EXERCISE MATERIAL:

******************************

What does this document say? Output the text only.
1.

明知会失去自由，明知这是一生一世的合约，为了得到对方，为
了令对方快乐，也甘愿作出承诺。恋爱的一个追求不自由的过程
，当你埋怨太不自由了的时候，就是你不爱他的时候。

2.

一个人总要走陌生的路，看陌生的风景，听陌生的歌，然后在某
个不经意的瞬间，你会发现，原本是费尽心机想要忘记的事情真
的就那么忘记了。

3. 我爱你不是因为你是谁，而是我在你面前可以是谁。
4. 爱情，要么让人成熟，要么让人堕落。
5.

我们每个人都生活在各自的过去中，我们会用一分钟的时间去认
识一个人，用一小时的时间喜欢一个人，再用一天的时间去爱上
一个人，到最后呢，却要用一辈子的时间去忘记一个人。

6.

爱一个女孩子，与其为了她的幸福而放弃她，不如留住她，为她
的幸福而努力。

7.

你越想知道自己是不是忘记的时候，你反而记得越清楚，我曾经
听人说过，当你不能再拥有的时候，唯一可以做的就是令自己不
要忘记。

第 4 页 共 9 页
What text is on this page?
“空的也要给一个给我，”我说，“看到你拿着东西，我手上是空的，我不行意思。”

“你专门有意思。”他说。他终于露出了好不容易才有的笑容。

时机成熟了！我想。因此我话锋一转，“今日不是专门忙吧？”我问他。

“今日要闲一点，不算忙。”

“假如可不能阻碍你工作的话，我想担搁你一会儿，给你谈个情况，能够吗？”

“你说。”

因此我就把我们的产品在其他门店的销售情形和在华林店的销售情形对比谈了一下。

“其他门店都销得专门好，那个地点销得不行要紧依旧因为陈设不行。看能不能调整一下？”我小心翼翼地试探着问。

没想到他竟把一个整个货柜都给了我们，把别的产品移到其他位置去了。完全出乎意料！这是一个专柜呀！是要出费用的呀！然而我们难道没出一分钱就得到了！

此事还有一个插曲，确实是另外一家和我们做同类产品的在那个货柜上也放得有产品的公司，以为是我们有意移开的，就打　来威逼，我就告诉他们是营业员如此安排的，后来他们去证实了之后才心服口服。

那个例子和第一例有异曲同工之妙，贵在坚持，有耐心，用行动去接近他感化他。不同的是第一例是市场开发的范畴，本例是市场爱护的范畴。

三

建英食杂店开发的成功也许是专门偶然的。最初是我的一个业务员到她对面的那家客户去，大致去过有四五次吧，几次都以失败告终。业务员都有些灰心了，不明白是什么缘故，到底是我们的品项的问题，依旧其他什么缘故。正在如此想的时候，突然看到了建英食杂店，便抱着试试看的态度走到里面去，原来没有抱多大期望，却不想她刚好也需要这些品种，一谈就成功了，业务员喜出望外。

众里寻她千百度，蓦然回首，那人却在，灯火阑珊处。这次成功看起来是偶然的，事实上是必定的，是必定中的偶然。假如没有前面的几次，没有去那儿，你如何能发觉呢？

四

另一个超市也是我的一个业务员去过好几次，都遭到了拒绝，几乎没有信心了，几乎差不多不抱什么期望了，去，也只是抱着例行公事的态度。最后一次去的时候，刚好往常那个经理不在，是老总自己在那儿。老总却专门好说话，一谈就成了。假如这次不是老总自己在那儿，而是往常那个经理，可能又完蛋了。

******************************

AIM:
Return the entries above exactly as they appear.

RESPONSE:
What does this document say? Output the text only.
1.

明知会失去自由，明知这是一生一世的合约，为了得到对方，为
了令对方快乐，也甘愿作出承诺。恋爱的一个追求不自由的过程
，当你埋怨太不自由了的时候，就是你不爱他的时候。

2.

一个人总要走陌生的路，看陌生的风景，听陌生的歌，然后在某
个不经意的瞬间，你会发现，原本是费尽心机想要忘记的事情真
的就那么忘记了。

3. 我爱你不是因为你是谁，而是我在你面前可以是谁。
4. 爱情，要么让人成熟，要么让人堕落。
5.

我们每个人都生活在各自的过去中，我们会用一分钟的时间去认
识一个人，用一小时的时间喜欢一个人，再用一天的时间去爱上
一个人，到最后呢，却要用一辈子的时间去忘记一个人。

6.

爱一个女孩子，与其为了她的幸福而放弃她，不如留住她，为她
的幸福而努力。

7.

你越想知道自己是不是忘记的时候，你反而记得越清楚，我曾经
听人说过，当你不能再拥有的时候，唯一可以做的就是令自己不
要忘记。

第 4 页 共 9 页
What text is on this page?
“空的也要给一个给我，”我说，“看到你拿着东西，我手上是空的，我不行意思。”

“你专门有意思。”他说。他终于露出了好不容易才有的笑容。

时机成熟了！我想。因此我话锋一转，“今日不是专门忙吧？”我问他。

“今日要闲一点，不算忙。”

“假如可不能阻碍你工作的话，我想担搁你一会儿，给你谈个情况，能够吗？”

“你说。”

因此我就把我们的产品在其他门店的销售情形和在华林店的销售情形对比谈了一下。

“其他门店都销得专门好，那个地点销得不行要紧依旧因为陈设不行。看能不能调整一下？”我小心翼翼地试探着问。

没想到他竟把一个整个货柜都给了我们，把别的产品移到其他位置去了。完全出乎意料！这是一个专柜呀！是要出费用的呀！然而我们难道没出一分钱就得到了！

此事还有一个插曲，确实是另外一家和我们做同类产品的在那个货柜上也放得有产品的公司，以为是我们有意移开的，就打　来威逼，我就告诉他们是营业员如此安排的，后来他们去证实了之后才心服口服。

那个例子和第一例有异曲同工之妙，贵在坚持，有耐心，用行动去接近他感化他。不同的是第一例是市场开发的范畴，本例是市场爱护的范畴。

三

建英食杂店开发的成功也许是专门偶然的。最初是我的一个业务员到她对面的那家客户去，大致去过有四五次吧，几次都以失败告终。业务员都有些灰心了，不明白是什么缘故，到底是我们的品项的问题，依旧其他什么缘故。正在如此想的时候，突然看到了建英食杂店，便抱着试试看的态度走到里面去，原来没有抱多大期望，却不想她刚好也需要这些品种，一谈就成功了，业务员喜出望外。

众里寻她千百度，蓦然回首，那人却在，灯火阑珊处。这次成功看起来是偶然的，事实上是必定的，是必定中的偶然。假如没有前面的几次，没有去那儿，你如何能发觉呢？

四

另一个超市也是我的一个业务员去过好几次，都遭到了拒绝，几乎没有信心了，几乎差不多不抱什么期望了，去，也只是抱着例行公事的态度。最后一次去的时候，刚好往常那个经理不在，是老总自己在那儿。老总却专门好说话，一谈就成了。假如这次不是老总自己在那儿，而是往常那个经理，可能又完蛋了。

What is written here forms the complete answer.